_Material provided:_
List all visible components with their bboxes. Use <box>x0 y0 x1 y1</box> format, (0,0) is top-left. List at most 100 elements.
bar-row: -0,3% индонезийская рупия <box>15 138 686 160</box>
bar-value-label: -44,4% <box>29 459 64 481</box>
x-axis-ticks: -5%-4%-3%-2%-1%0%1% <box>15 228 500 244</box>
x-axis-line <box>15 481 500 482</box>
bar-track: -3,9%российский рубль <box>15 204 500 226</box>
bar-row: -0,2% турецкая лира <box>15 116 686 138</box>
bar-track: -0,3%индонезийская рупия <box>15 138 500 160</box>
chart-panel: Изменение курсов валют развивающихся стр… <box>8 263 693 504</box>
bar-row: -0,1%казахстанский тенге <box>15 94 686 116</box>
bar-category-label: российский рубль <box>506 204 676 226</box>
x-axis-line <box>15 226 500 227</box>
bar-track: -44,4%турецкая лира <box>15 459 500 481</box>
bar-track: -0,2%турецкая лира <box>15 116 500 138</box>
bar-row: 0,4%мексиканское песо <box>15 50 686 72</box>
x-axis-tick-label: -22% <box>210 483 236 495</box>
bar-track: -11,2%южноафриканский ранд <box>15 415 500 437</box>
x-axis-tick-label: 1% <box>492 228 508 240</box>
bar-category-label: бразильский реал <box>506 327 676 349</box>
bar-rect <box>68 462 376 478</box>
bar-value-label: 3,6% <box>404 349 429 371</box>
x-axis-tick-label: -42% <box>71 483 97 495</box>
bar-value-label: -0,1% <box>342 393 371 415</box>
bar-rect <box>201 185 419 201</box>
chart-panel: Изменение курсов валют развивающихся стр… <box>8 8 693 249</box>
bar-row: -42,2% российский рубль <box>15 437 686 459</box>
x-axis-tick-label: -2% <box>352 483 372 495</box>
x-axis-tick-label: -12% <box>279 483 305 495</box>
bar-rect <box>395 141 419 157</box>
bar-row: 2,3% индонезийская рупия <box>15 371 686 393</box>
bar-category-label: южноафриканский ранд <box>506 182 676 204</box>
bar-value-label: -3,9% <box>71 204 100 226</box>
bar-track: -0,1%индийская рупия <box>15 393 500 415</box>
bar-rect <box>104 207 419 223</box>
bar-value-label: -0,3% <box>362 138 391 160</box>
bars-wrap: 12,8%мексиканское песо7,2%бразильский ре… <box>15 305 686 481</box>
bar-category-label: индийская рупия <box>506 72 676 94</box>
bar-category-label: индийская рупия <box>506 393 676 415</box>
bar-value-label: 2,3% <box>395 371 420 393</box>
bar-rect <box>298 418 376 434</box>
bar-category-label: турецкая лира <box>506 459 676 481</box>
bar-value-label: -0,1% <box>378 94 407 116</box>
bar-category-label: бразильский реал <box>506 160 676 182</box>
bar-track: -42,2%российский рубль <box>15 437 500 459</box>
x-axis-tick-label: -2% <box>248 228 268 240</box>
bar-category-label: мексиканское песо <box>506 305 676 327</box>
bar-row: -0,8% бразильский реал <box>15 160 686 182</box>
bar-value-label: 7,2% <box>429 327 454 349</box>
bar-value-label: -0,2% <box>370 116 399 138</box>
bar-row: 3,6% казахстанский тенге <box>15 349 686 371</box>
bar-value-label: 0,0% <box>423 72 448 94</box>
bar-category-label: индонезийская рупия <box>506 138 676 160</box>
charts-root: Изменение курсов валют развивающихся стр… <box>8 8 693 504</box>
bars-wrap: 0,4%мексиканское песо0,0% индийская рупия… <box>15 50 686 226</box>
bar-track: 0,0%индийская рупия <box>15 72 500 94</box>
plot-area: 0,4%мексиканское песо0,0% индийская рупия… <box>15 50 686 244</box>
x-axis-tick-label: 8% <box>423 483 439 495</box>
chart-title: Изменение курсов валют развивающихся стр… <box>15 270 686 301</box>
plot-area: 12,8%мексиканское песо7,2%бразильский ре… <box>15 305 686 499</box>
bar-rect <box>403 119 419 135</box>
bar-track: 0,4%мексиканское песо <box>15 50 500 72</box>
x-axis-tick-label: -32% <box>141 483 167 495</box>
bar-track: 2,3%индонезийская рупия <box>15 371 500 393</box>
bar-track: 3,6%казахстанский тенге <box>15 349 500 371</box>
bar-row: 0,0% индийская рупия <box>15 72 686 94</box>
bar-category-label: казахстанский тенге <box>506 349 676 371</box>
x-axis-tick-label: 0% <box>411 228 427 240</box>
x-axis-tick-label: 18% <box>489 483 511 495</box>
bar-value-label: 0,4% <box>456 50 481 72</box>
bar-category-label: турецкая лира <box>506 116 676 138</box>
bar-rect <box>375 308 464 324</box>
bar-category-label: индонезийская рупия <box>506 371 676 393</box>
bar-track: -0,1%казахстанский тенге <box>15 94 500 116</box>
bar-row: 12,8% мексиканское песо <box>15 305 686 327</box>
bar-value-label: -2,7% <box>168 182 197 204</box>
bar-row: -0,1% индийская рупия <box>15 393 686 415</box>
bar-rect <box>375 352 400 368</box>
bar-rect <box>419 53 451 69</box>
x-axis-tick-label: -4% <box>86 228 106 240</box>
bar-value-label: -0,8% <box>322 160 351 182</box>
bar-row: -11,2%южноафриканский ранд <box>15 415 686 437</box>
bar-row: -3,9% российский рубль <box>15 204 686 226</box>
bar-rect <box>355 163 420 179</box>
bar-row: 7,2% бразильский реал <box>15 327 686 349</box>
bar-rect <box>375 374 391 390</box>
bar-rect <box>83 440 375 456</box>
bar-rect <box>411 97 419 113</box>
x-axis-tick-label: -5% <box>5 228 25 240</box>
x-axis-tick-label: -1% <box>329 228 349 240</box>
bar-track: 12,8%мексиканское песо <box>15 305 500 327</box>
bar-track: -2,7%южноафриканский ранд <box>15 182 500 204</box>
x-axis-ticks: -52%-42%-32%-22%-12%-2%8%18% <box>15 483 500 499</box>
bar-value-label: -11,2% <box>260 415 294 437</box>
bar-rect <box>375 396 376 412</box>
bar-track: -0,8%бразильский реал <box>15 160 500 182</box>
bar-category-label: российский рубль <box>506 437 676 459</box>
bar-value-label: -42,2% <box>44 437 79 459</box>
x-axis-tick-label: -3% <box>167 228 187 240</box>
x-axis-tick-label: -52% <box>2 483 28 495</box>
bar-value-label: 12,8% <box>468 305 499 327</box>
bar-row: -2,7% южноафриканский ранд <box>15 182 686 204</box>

_Stated task:_ Reproduce verbatim every line from the beginning of the items through the line containing "bar-row: -0,1%казахстанский тенге", inclusive.

_Solution:_
List all visible components with their bboxes. Use <box>x0 y0 x1 y1</box> format, (0,0) is top-left. List at most 100 elements.
bar-row: -0,3% индонезийская рупия <box>15 138 686 160</box>
bar-value-label: -44,4% <box>29 459 64 481</box>
x-axis-ticks: -5%-4%-3%-2%-1%0%1% <box>15 228 500 244</box>
x-axis-line <box>15 481 500 482</box>
bar-track: -3,9%российский рубль <box>15 204 500 226</box>
bar-row: -0,2% турецкая лира <box>15 116 686 138</box>
bar-track: -0,3%индонезийская рупия <box>15 138 500 160</box>
chart-panel: Изменение курсов валют развивающихся стр… <box>8 263 693 504</box>
bar-row: -0,1%казахстанский тенге <box>15 94 686 116</box>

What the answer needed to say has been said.